What is expected: Output the part of the Poulenc program note that starts with "Programme noteComposed 1941" and goes on through "flat minor (1928)", copied word for word.

Extract:

Improvisation No.12 in E flat: Hommage à Schubert (1941)

by Francis Poulenc (1899–1963)
Programme noteComposed 1941

Gerald Larner wrote 2 versions of differing length — choose one below.

Versions
~400 words · 421 words

Three Novelettes

No.1 in C (1927)

No.2 in B flat minor (1928)

No.3 in E minor sur un thème de M. de Falla (1959)

Les Soirées de Nazelles No.7: Le Goût du malheur (1930-6)

Improvisation No.15 in C minor: Hommage à Piaf (1959)

Mélancolie (1940)

Entries taken from a collection:
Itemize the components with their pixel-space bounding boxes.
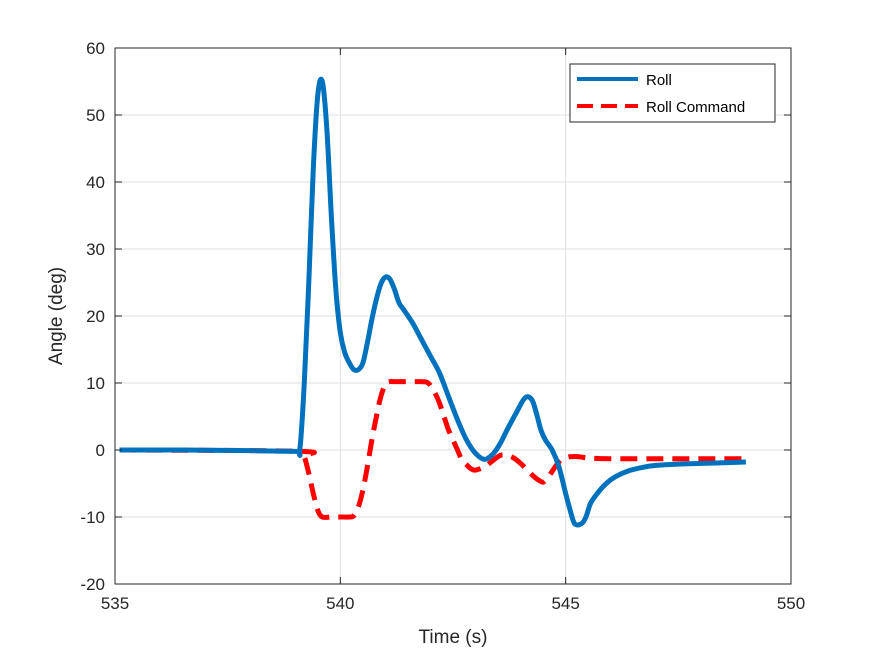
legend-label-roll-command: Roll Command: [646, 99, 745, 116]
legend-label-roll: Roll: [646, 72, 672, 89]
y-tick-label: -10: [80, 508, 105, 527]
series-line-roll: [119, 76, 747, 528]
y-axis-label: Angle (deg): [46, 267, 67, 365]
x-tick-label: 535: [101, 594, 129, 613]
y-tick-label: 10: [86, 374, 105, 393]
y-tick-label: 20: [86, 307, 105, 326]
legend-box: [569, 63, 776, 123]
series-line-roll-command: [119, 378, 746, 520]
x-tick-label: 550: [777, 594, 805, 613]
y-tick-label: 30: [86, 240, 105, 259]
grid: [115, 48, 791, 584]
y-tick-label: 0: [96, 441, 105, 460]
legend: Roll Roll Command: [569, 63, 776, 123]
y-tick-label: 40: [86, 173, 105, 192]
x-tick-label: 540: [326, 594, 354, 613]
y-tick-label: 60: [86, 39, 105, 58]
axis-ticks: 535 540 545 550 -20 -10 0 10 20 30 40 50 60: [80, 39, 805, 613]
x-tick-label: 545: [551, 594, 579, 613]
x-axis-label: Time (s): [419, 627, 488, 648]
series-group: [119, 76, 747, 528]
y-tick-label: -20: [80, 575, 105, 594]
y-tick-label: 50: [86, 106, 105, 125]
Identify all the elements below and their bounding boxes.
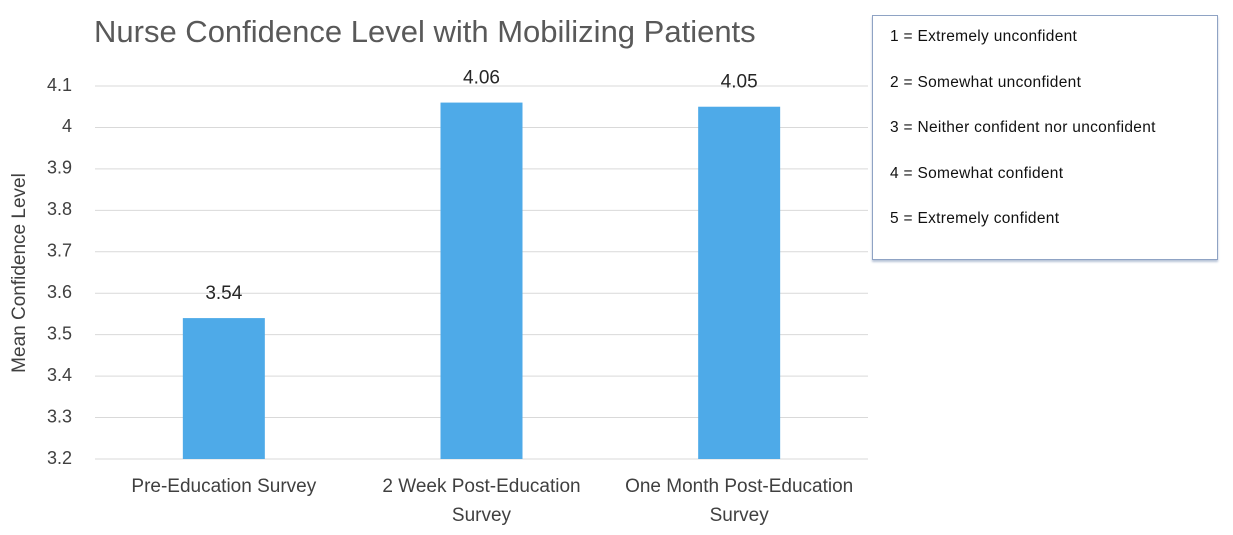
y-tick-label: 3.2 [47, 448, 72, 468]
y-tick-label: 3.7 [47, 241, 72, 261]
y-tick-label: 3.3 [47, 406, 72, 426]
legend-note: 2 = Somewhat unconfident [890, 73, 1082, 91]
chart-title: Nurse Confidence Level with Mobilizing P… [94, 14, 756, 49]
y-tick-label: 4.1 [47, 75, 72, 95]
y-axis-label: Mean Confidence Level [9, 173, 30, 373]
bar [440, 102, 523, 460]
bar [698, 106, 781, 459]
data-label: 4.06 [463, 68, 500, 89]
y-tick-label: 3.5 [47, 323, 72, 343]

Answer for this exercise:
Programme noteComposed 1941

Gerald Larner wrote 2 versions of differing length — choose one below.

Versions
~400 words · 421 words

Three Novelettes

No.1 in C (1927)

No.2 in B flat minor (1928)